====== TASK INPUT ======

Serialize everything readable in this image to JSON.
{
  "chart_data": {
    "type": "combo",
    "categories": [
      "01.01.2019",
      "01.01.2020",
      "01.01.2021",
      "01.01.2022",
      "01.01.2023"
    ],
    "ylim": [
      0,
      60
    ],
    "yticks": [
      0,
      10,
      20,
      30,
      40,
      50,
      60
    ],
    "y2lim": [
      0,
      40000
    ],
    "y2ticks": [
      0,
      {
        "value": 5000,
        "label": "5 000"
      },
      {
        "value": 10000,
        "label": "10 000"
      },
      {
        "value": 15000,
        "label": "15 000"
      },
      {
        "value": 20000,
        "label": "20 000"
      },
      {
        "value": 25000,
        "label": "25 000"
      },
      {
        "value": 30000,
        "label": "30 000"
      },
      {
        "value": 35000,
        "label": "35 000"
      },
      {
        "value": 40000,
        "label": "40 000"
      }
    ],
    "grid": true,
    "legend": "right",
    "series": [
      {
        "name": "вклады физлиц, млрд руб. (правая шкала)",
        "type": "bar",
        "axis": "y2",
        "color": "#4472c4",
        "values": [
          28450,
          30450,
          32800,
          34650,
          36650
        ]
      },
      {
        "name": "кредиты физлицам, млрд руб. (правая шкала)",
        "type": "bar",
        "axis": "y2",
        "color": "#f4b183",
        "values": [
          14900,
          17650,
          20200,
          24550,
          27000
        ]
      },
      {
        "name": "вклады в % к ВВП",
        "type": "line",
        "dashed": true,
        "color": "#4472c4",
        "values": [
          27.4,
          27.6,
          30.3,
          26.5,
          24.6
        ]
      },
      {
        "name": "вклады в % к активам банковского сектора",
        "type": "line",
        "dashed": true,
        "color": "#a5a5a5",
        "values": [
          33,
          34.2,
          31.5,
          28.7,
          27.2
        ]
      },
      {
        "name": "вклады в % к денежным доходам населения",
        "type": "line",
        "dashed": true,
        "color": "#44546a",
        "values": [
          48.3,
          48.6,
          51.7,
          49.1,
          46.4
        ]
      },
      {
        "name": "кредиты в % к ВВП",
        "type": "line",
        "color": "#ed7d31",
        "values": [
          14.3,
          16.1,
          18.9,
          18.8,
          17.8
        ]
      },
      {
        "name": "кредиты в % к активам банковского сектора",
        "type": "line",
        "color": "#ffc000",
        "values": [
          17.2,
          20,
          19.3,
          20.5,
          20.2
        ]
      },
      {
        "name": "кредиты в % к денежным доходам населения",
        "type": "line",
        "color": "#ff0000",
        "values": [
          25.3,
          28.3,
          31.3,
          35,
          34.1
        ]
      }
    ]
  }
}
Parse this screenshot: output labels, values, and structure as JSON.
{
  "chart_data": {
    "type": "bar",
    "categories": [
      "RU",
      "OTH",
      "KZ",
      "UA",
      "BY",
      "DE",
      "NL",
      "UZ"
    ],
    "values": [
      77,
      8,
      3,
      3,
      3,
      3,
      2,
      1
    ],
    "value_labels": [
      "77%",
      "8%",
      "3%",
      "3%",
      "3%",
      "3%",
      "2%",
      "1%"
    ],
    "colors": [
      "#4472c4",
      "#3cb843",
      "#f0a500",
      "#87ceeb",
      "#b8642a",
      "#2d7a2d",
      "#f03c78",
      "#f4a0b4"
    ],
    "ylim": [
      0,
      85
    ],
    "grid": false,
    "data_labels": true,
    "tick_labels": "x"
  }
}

======

▸ **STATED GOAL**:
In the records above, locate the line that contains "Parse this screenshot: output". Repeat it and every line after it, exactly, and nothing else.

▸ **SOLVED PROBLEM**:
Parse this screenshot: output labels, values, and structure as JSON.
{
  "chart_data": {
    "type": "bar",
    "categories": [
      "RU",
      "OTH",
      "KZ",
      "UA",
      "BY",
      "DE",
      "NL",
      "UZ"
    ],
    "values": [
      77,
      8,
      3,
      3,
      3,
      3,
      2,
      1
    ],
    "value_labels": [
      "77%",
      "8%",
      "3%",
      "3%",
      "3%",
      "3%",
      "2%",
      "1%"
    ],
    "colors": [
      "#4472c4",
      "#3cb843",
      "#f0a500",
      "#87ceeb",
      "#b8642a",
      "#2d7a2d",
      "#f03c78",
      "#f4a0b4"
    ],
    "ylim": [
      0,
      85
    ],
    "grid": false,
    "data_labels": true,
    "tick_labels": "x"
  }
}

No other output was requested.